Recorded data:
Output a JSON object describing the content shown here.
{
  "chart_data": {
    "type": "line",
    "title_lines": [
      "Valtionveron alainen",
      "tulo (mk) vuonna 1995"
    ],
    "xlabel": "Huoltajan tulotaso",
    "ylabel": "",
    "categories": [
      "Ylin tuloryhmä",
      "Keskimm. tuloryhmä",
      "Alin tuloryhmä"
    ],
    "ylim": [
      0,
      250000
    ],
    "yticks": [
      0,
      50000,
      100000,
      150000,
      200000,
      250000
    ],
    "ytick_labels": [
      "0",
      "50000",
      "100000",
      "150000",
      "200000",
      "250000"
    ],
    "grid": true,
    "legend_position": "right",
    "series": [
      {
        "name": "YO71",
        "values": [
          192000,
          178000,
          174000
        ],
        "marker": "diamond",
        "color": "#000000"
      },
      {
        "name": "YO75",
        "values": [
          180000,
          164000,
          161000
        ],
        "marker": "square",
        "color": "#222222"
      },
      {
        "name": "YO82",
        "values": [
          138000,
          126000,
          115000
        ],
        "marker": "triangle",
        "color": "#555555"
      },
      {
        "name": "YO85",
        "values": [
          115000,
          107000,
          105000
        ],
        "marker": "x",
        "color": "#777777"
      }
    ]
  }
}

> [AIM OF THE EXERCISE] Exact output of every entry is required.

> [COMPLETE ANSWER]
Output a JSON object describing the content shown here.
{
  "chart_data": {
    "type": "line",
    "title_lines": [
      "Valtionveron alainen",
      "tulo (mk) vuonna 1995"
    ],
    "xlabel": "Huoltajan tulotaso",
    "ylabel": "",
    "categories": [
      "Ylin tuloryhmä",
      "Keskimm. tuloryhmä",
      "Alin tuloryhmä"
    ],
    "ylim": [
      0,
      250000
    ],
    "yticks": [
      0,
      50000,
      100000,
      150000,
      200000,
      250000
    ],
    "ytick_labels": [
      "0",
      "50000",
      "100000",
      "150000",
      "200000",
      "250000"
    ],
    "grid": true,
    "legend_position": "right",
    "series": [
      {
        "name": "YO71",
        "values": [
          192000,
          178000,
          174000
        ],
        "marker": "diamond",
        "color": "#000000"
      },
      {
        "name": "YO75",
        "values": [
          180000,
          164000,
          161000
        ],
        "marker": "square",
        "color": "#222222"
      },
      {
        "name": "YO82",
        "values": [
          138000,
          126000,
          115000
        ],
        "marker": "triangle",
        "color": "#555555"
      },
      {
        "name": "YO85",
        "values": [
          115000,
          107000,
          105000
        ],
        "marker": "x",
        "color": "#777777"
      }
    ]
  }
}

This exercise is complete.